**EXERCISE DETAILS**
Exact reproduction of the data is required, with images excluded.

Dataset records

========================

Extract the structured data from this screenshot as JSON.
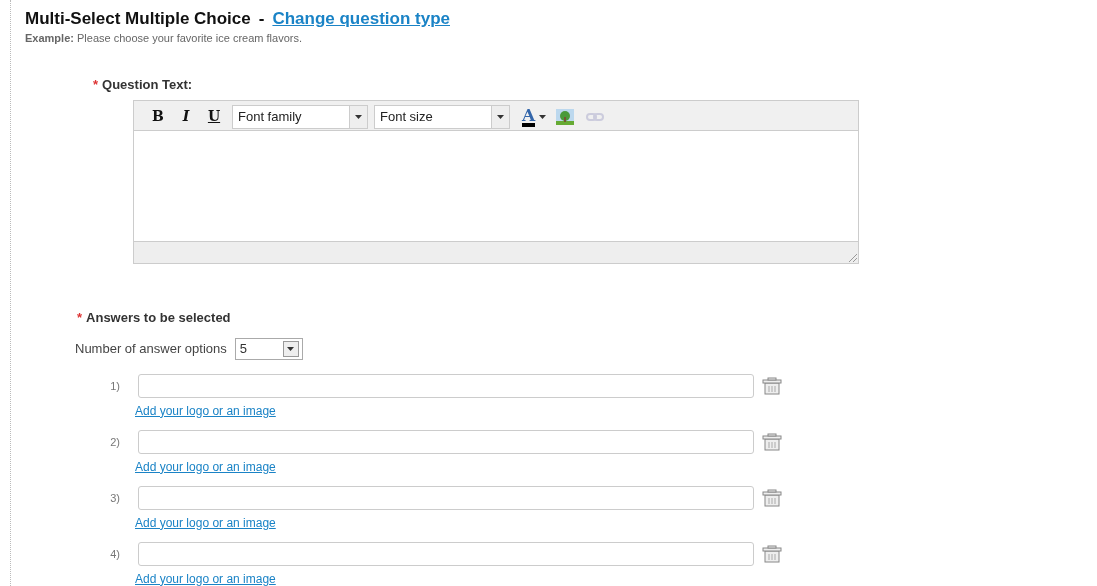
{
  "header": {
    "title": "Multi-Select Multiple Choice",
    "separator": "-",
    "link": "Change question type",
    "example_label": "Example:",
    "example_text": "Please choose your favorite ice cream flavors."
  },
  "question": {
    "required_mark": "*",
    "label": "Question Text:",
    "toolbar": [
      {
        "kind": "format",
        "label": "B"
      },
      {
        "kind": "format",
        "label": "I"
      },
      {
        "kind": "format",
        "label": "U"
      },
      {
        "kind": "select",
        "label": "Font family"
      },
      {
        "kind": "select",
        "label": "Font size"
      },
      {
        "kind": "color",
        "label": "A"
      },
      {
        "kind": "image"
      },
      {
        "kind": "link",
        "disabled": true
      }
    ]
  },
  "answers": {
    "required_mark": "*",
    "label": "Answers to be selected",
    "count_label": "Number of answer options",
    "count_value": "5",
    "items": [
      {
        "number": "1)",
        "link": "Add your logo or an image"
      },
      {
        "number": "2)",
        "link": "Add your logo or an image"
      },
      {
        "number": "3)",
        "link": "Add your logo or an image"
      },
      {
        "number": "4)",
        "link": "Add your logo or an image"
      }
    ]
  }
}
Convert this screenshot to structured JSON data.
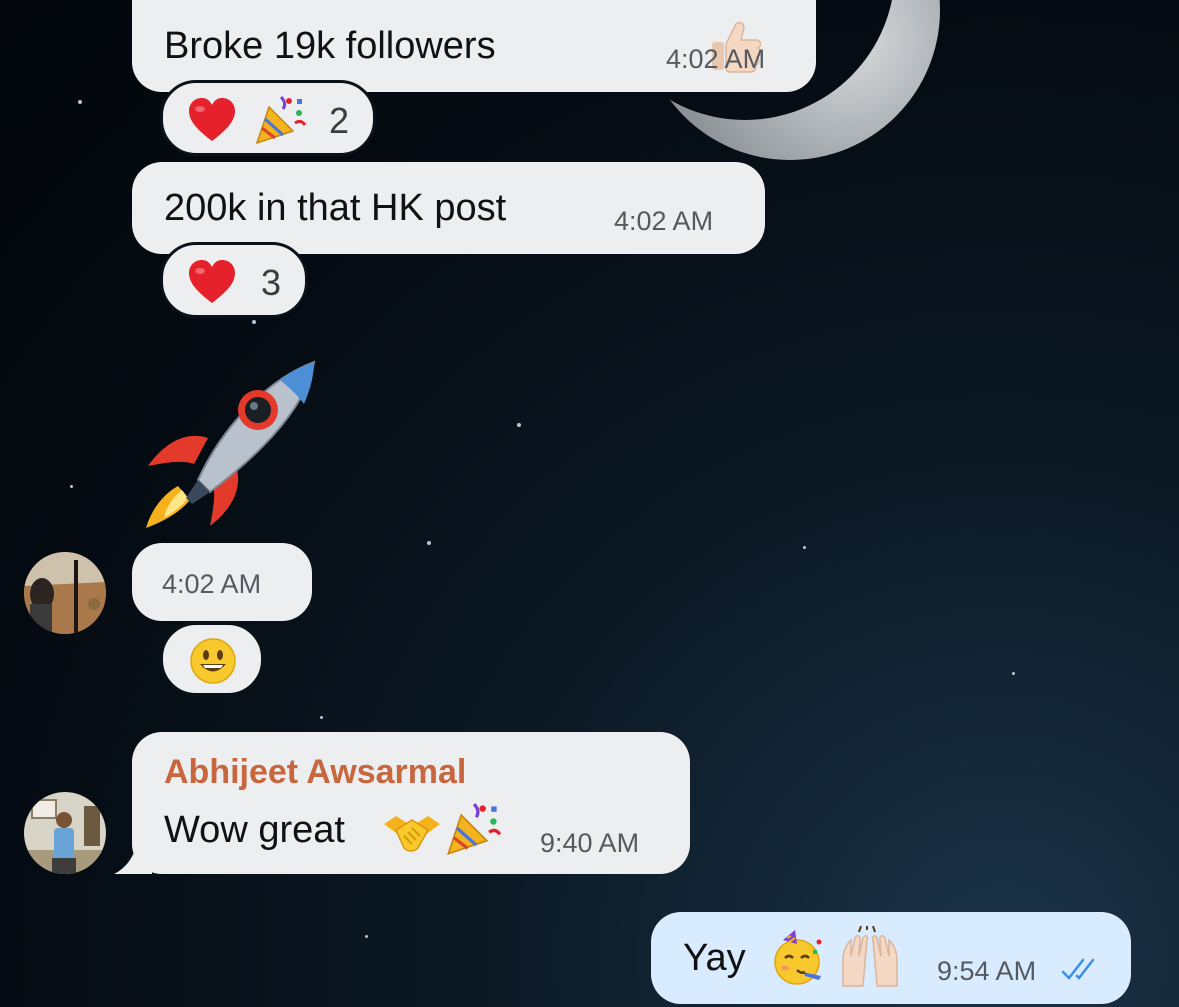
{
  "messages": [
    {
      "text": "Broke 19k followers",
      "time": "4:02 AM",
      "emoji": "thumbs-up-icon",
      "reaction": {
        "emojis": [
          "heart-icon",
          "party-popper-icon"
        ],
        "count": "2"
      }
    },
    {
      "text": "200k in that HK post",
      "time": "4:02 AM",
      "reaction": {
        "emojis": [
          "heart-icon"
        ],
        "count": "3"
      }
    },
    {
      "sticker": "rocket-icon",
      "time": "4:02 AM",
      "reaction": {
        "emojis": [
          "grinning-face-icon"
        ]
      }
    },
    {
      "sender": "Abhijeet Awsarmal",
      "text": "Wow great",
      "time": "9:40 AM",
      "emojis": [
        "handshake-icon",
        "party-popper-icon"
      ]
    },
    {
      "outgoing": true,
      "text": "Yay",
      "time": "9:54 AM",
      "emojis": [
        "partying-face-icon",
        "raising-hands-icon"
      ],
      "status": "read-double-check-icon"
    }
  ],
  "colors": {
    "bubble_incoming": "#eceeef",
    "bubble_outgoing": "#d9ebff",
    "sender_name": "#c8663e",
    "check_read": "#3b8fe8"
  }
}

========================

**FINISHED EXERCISE**
Extract the structured data from this screenshot as JSON.
{
  "header": {
    "title": "Multi-Select Multiple Choice",
    "separator": "-",
    "link": "Change question type",
    "example_label": "Example:",
    "example_text": "Please choose your favorite ice cream flavors."
  },
  "question": {
    "required_mark": "*",
    "label": "Question Text:",
    "toolbar": [
      {
        "kind": "format",
        "label": "B"
      },
      {
        "kind": "format",
        "label": "I"
      },
      {
        "kind": "format",
        "label": "U"
      },
      {
        "kind": "select",
        "label": "Font family"
      },
      {
        "kind": "select",
        "label": "Font size"
      },
      {
        "kind": "color",
        "label": "A"
      },
      {
        "kind": "image"
      },
      {
        "kind": "link",
        "disabled": true
      }
    ]
  },
  "answers": {
    "required_mark": "*",
    "label": "Answers to be selected",
    "count_label": "Number of answer options",
    "count_value": "5",
    "items": [
      {
        "number": "1)",
        "link": "Add your logo or an image"
      },
      {
        "number": "2)",
        "link": "Add your logo or an image"
      },
      {
        "number": "3)",
        "link": "Add your logo or an image"
      },
      {
        "number": "4)",
        "link": "Add your logo or an image"
      }
    ]
  }
}
Convert this screenshot to structured JSON data.
{
  "messages": [
    {
      "text": "Broke 19k followers",
      "time": "4:02 AM",
      "emoji": "thumbs-up-icon",
      "reaction": {
        "emojis": [
          "heart-icon",
          "party-popper-icon"
        ],
        "count": "2"
      }
    },
    {
      "text": "200k in that HK post",
      "time": "4:02 AM",
      "reaction": {
        "emojis": [
          "heart-icon"
        ],
        "count": "3"
      }
    },
    {
      "sticker": "rocket-icon",
      "time": "4:02 AM",
      "reaction": {
        "emojis": [
          "grinning-face-icon"
        ]
      }
    },
    {
      "sender": "Abhijeet Awsarmal",
      "text": "Wow great",
      "time": "9:40 AM",
      "emojis": [
        "handshake-icon",
        "party-popper-icon"
      ]
    },
    {
      "outgoing": true,
      "text": "Yay",
      "time": "9:54 AM",
      "emojis": [
        "partying-face-icon",
        "raising-hands-icon"
      ],
      "status": "read-double-check-icon"
    }
  ],
  "colors": {
    "bubble_incoming": "#eceeef",
    "bubble_outgoing": "#d9ebff",
    "sender_name": "#c8663e",
    "check_read": "#3b8fe8"
  }
}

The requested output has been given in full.